> WHAT YOU HAVE TO DO: Which lines below hold the word "units"? Report each one.

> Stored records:
##############################
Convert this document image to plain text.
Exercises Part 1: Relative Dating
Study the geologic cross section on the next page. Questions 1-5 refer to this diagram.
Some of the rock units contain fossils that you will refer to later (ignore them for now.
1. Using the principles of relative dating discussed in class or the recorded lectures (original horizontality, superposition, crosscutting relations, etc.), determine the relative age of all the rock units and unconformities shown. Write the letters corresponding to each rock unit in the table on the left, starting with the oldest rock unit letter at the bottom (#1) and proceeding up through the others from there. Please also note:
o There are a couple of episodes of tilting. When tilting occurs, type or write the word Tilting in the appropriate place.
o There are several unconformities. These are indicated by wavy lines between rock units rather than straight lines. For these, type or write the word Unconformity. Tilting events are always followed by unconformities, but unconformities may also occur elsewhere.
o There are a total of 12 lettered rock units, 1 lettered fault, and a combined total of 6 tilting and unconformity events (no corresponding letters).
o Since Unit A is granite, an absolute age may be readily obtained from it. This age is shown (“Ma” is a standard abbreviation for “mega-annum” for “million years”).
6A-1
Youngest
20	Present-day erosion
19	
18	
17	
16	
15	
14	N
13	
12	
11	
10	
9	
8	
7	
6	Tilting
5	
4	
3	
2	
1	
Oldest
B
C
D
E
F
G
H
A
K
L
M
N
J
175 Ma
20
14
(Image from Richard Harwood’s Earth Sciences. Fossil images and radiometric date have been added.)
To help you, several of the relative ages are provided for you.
##############################
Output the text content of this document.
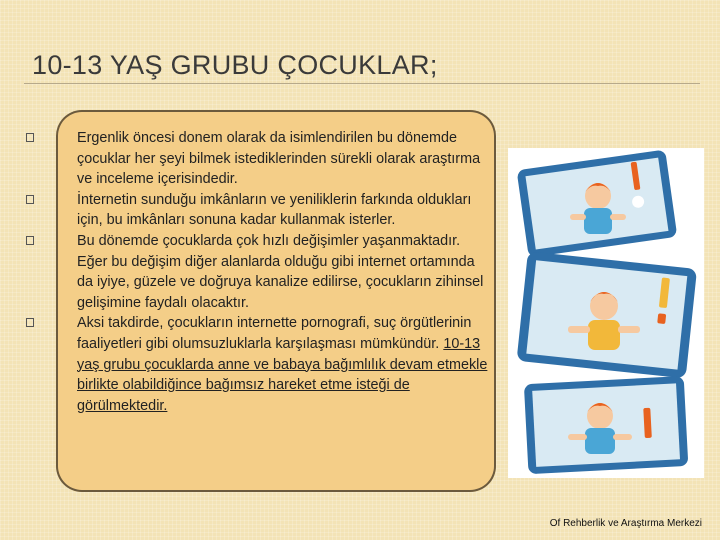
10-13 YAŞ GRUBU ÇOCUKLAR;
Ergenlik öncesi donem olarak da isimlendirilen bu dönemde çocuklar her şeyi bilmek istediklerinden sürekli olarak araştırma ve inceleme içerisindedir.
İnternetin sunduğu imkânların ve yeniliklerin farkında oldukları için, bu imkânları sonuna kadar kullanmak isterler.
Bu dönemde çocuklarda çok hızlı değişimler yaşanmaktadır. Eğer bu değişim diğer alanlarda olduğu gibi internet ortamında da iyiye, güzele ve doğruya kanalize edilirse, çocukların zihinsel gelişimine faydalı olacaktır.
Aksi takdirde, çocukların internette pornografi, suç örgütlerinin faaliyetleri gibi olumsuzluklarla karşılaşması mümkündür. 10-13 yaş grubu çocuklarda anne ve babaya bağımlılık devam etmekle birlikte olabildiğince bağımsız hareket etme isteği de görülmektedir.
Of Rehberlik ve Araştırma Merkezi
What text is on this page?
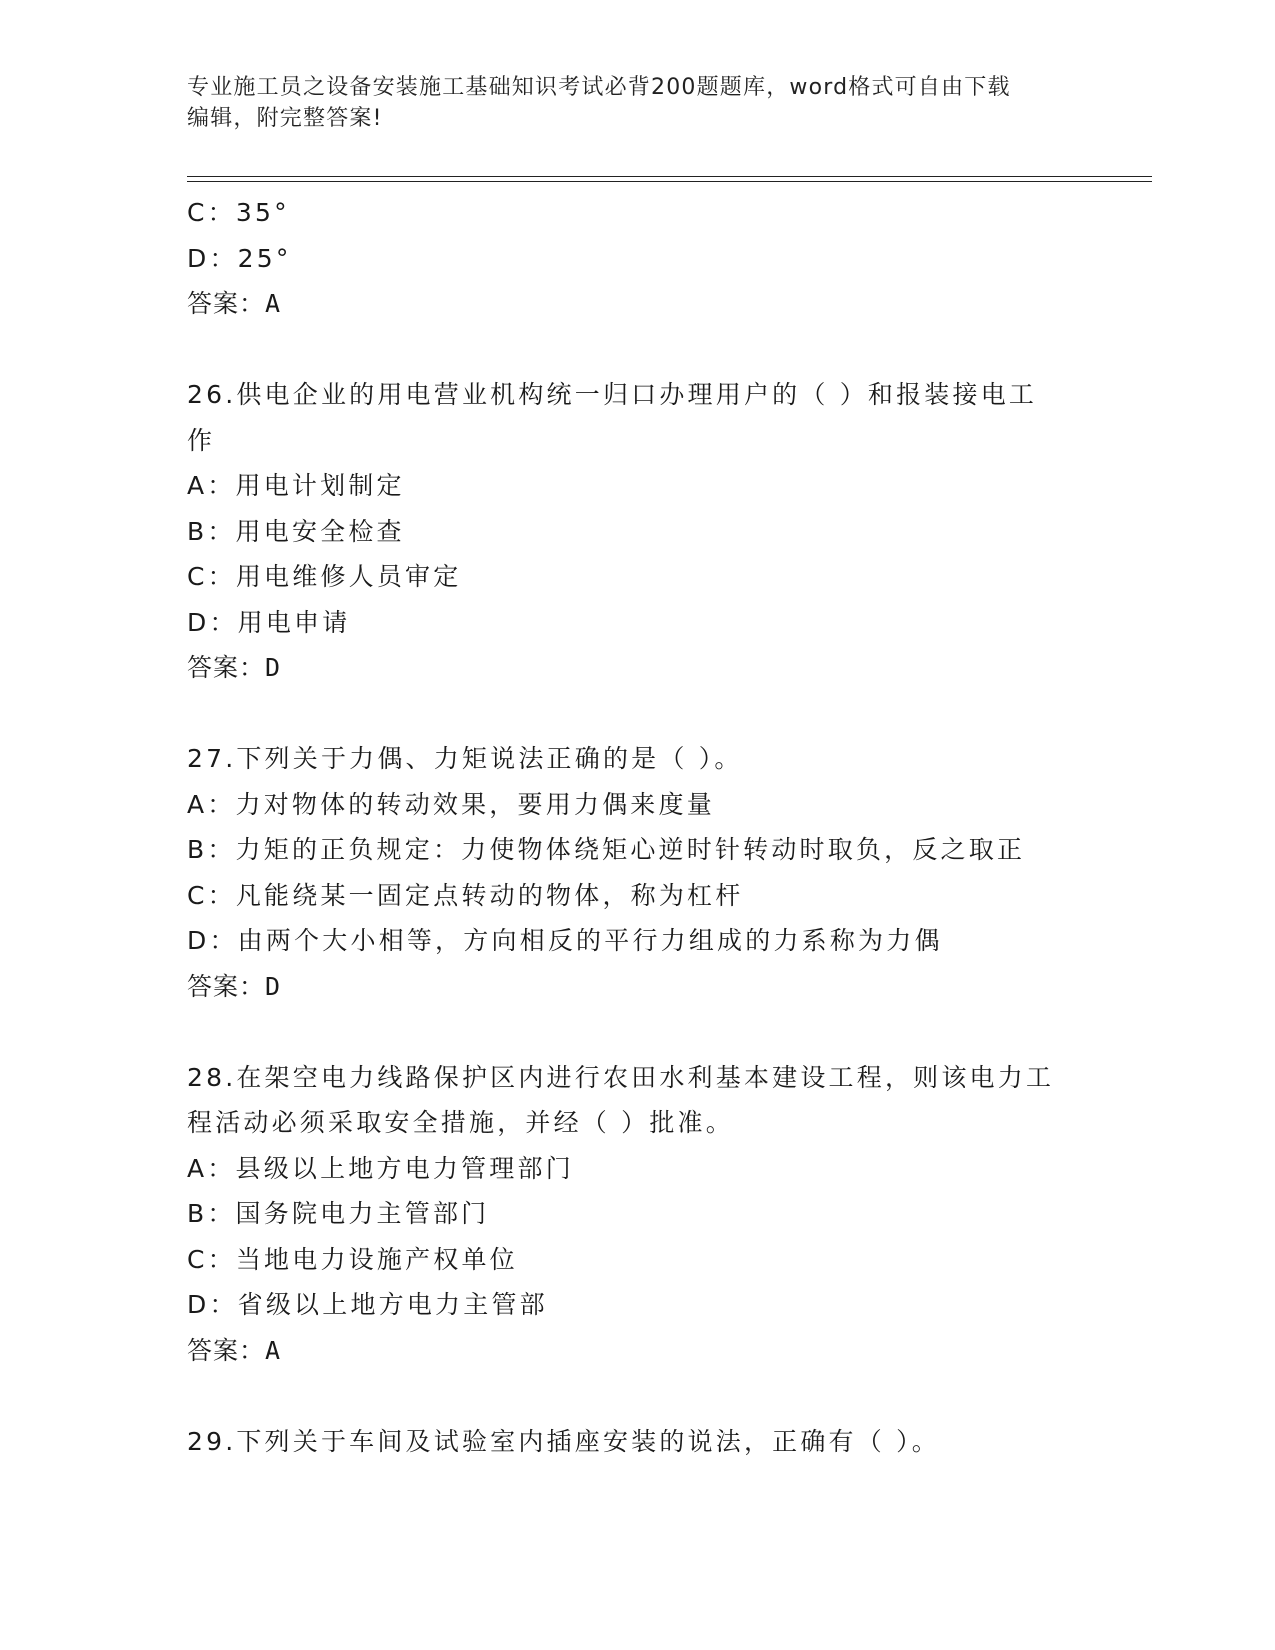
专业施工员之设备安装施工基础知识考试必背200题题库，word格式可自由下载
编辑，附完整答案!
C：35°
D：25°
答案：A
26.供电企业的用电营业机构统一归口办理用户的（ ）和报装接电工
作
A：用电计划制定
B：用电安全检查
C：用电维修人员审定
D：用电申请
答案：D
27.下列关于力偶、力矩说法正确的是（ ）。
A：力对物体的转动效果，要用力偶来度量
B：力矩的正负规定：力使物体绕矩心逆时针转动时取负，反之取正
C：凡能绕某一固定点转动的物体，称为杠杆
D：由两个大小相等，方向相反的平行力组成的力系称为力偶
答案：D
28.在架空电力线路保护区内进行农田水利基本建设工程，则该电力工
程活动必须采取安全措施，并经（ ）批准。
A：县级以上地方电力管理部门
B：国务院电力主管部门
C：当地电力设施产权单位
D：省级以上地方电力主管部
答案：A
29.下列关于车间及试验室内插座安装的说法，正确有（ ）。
##############################
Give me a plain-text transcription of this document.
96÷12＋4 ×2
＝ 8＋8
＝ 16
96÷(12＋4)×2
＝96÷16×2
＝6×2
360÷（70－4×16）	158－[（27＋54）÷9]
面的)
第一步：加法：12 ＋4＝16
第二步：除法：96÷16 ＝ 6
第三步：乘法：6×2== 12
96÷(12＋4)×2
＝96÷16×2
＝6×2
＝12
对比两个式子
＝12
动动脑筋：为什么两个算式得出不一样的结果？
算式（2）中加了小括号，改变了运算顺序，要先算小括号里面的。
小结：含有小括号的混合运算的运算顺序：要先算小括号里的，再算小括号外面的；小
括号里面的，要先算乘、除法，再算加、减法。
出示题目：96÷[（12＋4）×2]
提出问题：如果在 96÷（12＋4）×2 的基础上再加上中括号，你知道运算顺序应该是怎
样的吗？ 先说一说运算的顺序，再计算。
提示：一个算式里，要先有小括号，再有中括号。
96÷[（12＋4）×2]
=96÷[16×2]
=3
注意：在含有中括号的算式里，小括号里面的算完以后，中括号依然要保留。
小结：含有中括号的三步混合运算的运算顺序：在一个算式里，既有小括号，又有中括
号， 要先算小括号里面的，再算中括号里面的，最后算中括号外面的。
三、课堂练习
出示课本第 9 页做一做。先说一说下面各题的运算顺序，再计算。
##############################
> OUTPUT:
Some of the rock units contain fossils that you will refer to later (ignore them for now.
1. Using the principles of relative dating discussed in class or the recorded lectures (original horizontality, superposition, crosscutting relations, etc.), determine the relative age of all the rock units and unconformities shown. Write the letters corresponding to each rock unit in the table on the left, starting with the oldest rock unit letter at the bottom (#1) and proceeding up through the others from there. Please also note:
o There are several unconformities. These are indicated by wavy lines between rock units rather than straight lines. For these, type or write the word Unconformity. Tilting events are always followed by unconformities, but unconformities may also occur elsewhere.
o There are a total of 12 lettered rock units, 1 lettered fault, and a combined total of 6 tilting and unconformity events (no corresponding letters).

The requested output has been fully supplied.